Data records

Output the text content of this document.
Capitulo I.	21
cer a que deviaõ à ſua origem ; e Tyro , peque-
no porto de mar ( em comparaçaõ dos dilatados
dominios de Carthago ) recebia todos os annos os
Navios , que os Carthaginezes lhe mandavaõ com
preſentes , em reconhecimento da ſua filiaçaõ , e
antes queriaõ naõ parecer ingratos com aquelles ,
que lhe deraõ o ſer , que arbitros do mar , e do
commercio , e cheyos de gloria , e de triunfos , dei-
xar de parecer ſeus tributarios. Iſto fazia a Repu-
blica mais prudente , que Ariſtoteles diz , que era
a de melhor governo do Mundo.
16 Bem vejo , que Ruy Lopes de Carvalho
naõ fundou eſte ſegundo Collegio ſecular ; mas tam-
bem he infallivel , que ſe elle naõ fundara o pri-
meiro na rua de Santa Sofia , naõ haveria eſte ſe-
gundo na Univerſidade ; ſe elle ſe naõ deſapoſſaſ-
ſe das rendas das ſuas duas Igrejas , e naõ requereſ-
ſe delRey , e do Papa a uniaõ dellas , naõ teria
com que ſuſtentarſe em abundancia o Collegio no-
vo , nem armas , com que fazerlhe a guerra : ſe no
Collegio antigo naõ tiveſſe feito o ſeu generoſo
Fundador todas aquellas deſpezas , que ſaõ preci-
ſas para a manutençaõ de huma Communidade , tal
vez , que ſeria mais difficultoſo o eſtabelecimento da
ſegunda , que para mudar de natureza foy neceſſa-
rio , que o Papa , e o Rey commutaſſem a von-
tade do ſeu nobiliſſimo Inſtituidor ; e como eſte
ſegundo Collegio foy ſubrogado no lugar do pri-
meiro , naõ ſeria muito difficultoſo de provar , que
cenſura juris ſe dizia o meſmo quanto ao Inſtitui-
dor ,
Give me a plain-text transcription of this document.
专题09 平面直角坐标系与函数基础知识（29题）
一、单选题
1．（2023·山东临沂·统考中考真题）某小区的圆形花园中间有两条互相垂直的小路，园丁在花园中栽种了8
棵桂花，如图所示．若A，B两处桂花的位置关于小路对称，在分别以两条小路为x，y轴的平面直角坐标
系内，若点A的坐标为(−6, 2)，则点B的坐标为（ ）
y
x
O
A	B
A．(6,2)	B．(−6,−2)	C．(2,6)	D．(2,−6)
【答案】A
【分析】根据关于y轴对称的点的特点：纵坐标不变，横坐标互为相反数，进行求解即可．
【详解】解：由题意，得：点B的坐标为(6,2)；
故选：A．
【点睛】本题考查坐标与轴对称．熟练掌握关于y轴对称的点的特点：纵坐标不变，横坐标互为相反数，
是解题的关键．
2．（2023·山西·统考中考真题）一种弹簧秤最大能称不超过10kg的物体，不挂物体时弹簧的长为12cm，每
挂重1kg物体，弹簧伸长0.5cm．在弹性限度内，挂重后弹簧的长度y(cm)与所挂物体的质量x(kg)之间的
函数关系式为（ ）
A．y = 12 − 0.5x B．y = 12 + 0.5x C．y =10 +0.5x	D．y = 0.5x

> _Task description_: Transcribe the records above exactly as they appear.

> _Written response_:
Output the text content of this document.
Capitulo I.	21
cer a que deviaõ à ſua origem ; e Tyro , peque-
no porto de mar ( em comparaçaõ dos dilatados
dominios de Carthago ) recebia todos os annos os
Navios , que os Carthaginezes lhe mandavaõ com
preſentes , em reconhecimento da ſua filiaçaõ , e
antes queriaõ naõ parecer ingratos com aquelles ,
que lhe deraõ o ſer , que arbitros do mar , e do
commercio , e cheyos de gloria , e de triunfos , dei-
xar de parecer ſeus tributarios. Iſto fazia a Repu-
blica mais prudente , que Ariſtoteles diz , que era
a de melhor governo do Mundo.
16 Bem vejo , que Ruy Lopes de Carvalho
naõ fundou eſte ſegundo Collegio ſecular ; mas tam-
bem he infallivel , que ſe elle naõ fundara o pri-
meiro na rua de Santa Sofia , naõ haveria eſte ſe-
gundo na Univerſidade ; ſe elle ſe naõ deſapoſſaſ-
ſe das rendas das ſuas duas Igrejas , e naõ requereſ-
ſe delRey , e do Papa a uniaõ dellas , naõ teria
com que ſuſtentarſe em abundancia o Collegio no-
vo , nem armas , com que fazerlhe a guerra : ſe no
Collegio antigo naõ tiveſſe feito o ſeu generoſo
Fundador todas aquellas deſpezas , que ſaõ preci-
ſas para a manutençaõ de huma Communidade , tal
vez , que ſeria mais difficultoſo o eſtabelecimento da
ſegunda , que para mudar de natureza foy neceſſa-
rio , que o Papa , e o Rey commutaſſem a von-
tade do ſeu nobiliſſimo Inſtituidor ; e como eſte
ſegundo Collegio foy ſubrogado no lugar do pri-
meiro , naõ ſeria muito difficultoſo de provar , que
cenſura juris ſe dizia o meſmo quanto ao Inſtitui-
dor ,
Give me a plain-text transcription of this document.
专题09 平面直角坐标系与函数基础知识（29题）
一、单选题
1．（2023·山东临沂·统考中考真题）某小区的圆形花园中间有两条互相垂直的小路，园丁在花园中栽种了8
棵桂花，如图所示．若A，B两处桂花的位置关于小路对称，在分别以两条小路为x，y轴的平面直角坐标
系内，若点A的坐标为(−6, 2)，则点B的坐标为（ ）
y
x
O
A	B
A．(6,2)	B．(−6,−2)	C．(2,6)	D．(2,−6)
【答案】A
【分析】根据关于y轴对称的点的特点：纵坐标不变，横坐标互为相反数，进行求解即可．
【详解】解：由题意，得：点B的坐标为(6,2)；
故选：A．
【点睛】本题考查坐标与轴对称．熟练掌握关于y轴对称的点的特点：纵坐标不变，横坐标互为相反数，
是解题的关键．
2．（2023·山西·统考中考真题）一种弹簧秤最大能称不超过10kg的物体，不挂物体时弹簧的长为12cm，每
挂重1kg物体，弹簧伸长0.5cm．在弹性限度内，挂重后弹簧的长度y(cm)与所挂物体的质量x(kg)之间的
函数关系式为（ ）
A．y = 12 − 0.5x B．y = 12 + 0.5x C．y =10 +0.5x	D．y = 0.5x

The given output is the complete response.